-- Begin --
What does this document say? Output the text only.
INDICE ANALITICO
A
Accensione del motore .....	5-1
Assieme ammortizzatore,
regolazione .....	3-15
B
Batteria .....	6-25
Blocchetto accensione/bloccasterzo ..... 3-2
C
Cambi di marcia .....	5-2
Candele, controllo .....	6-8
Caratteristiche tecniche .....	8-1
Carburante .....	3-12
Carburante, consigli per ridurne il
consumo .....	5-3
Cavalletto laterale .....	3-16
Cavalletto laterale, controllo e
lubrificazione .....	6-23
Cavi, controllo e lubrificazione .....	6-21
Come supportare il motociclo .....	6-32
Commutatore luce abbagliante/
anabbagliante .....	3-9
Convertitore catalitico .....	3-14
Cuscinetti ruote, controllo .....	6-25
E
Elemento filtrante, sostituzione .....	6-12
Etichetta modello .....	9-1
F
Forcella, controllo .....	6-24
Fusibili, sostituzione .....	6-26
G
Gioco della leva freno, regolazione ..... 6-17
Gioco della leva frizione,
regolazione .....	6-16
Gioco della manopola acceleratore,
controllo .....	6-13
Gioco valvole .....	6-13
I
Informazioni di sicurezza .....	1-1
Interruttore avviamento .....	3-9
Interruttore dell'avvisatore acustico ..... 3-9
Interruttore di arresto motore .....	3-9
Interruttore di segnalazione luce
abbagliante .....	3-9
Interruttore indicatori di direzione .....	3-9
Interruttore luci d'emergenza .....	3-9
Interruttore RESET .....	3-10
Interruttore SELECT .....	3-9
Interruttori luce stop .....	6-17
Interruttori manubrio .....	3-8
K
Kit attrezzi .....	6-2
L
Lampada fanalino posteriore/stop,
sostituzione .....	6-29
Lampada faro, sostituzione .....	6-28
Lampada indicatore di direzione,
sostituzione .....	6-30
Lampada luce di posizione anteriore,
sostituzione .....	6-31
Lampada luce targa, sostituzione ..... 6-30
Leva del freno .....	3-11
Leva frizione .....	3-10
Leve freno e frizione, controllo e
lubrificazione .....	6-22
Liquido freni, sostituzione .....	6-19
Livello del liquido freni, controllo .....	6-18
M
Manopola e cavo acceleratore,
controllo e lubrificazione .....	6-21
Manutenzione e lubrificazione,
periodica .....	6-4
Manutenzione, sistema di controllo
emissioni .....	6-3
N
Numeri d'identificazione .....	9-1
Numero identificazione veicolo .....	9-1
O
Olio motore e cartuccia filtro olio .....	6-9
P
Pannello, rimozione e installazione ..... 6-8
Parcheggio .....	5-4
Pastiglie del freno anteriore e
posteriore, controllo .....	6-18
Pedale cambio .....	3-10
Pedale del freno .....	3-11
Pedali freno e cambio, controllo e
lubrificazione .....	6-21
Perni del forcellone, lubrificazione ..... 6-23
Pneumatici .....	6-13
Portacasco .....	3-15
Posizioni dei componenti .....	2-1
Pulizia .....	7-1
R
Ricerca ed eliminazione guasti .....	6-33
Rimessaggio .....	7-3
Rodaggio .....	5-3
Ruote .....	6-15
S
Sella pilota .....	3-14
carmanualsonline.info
-- End --
• **The problem**: Please repeat the listing above in full and exactly.

• **Written answer**:
What does this document say? Output the text only.
INDICE ANALITICO
A
Accensione del motore .....	5-1
Assieme ammortizzatore,
regolazione .....	3-15
B
Batteria .....	6-25
Blocchetto accensione/bloccasterzo ..... 3-2
C
Cambi di marcia .....	5-2
Candele, controllo .....	6-8
Caratteristiche tecniche .....	8-1
Carburante .....	3-12
Carburante, consigli per ridurne il
consumo .....	5-3
Cavalletto laterale .....	3-16
Cavalletto laterale, controllo e
lubrificazione .....	6-23
Cavi, controllo e lubrificazione .....	6-21
Come supportare il motociclo .....	6-32
Commutatore luce abbagliante/
anabbagliante .....	3-9
Convertitore catalitico .....	3-14
Cuscinetti ruote, controllo .....	6-25
E
Elemento filtrante, sostituzione .....	6-12
Etichetta modello .....	9-1
F
Forcella, controllo .....	6-24
Fusibili, sostituzione .....	6-26
G
Gioco della leva freno, regolazione ..... 6-17
Gioco della leva frizione,
regolazione .....	6-16
Gioco della manopola acceleratore,
controllo .....	6-13
Gioco valvole .....	6-13
I
Informazioni di sicurezza .....	1-1
Interruttore avviamento .....	3-9
Interruttore dell'avvisatore acustico ..... 3-9
Interruttore di arresto motore .....	3-9
Interruttore di segnalazione luce
abbagliante .....	3-9
Interruttore indicatori di direzione .....	3-9
Interruttore luci d'emergenza .....	3-9
Interruttore RESET .....	3-10
Interruttore SELECT .....	3-9
Interruttori luce stop .....	6-17
Interruttori manubrio .....	3-8
K
Kit attrezzi .....	6-2
L
Lampada fanalino posteriore/stop,
sostituzione .....	6-29
Lampada faro, sostituzione .....	6-28
Lampada indicatore di direzione,
sostituzione .....	6-30
Lampada luce di posizione anteriore,
sostituzione .....	6-31
Lampada luce targa, sostituzione ..... 6-30
Leva del freno .....	3-11
Leva frizione .....	3-10
Leve freno e frizione, controllo e
lubrificazione .....	6-22
Liquido freni, sostituzione .....	6-19
Livello del liquido freni, controllo .....	6-18
M
Manopola e cavo acceleratore,
controllo e lubrificazione .....	6-21
Manutenzione e lubrificazione,
periodica .....	6-4
Manutenzione, sistema di controllo
emissioni .....	6-3
N
Numeri d'identificazione .....	9-1
Numero identificazione veicolo .....	9-1
O
Olio motore e cartuccia filtro olio .....	6-9
P
Pannello, rimozione e installazione ..... 6-8
Parcheggio .....	5-4
Pastiglie del freno anteriore e
posteriore, controllo .....	6-18
Pedale cambio .....	3-10
Pedale del freno .....	3-11
Pedali freno e cambio, controllo e
lubrificazione .....	6-21
Perni del forcellone, lubrificazione ..... 6-23
Pneumatici .....	6-13
Portacasco .....	3-15
Posizioni dei componenti .....	2-1
Pulizia .....	7-1
R
Ricerca ed eliminazione guasti .....	6-33
Rimessaggio .....	7-3
Rodaggio .....	5-3
Ruote .....	6-15
S
Sella pilota .....	3-14
carmanualsonline.info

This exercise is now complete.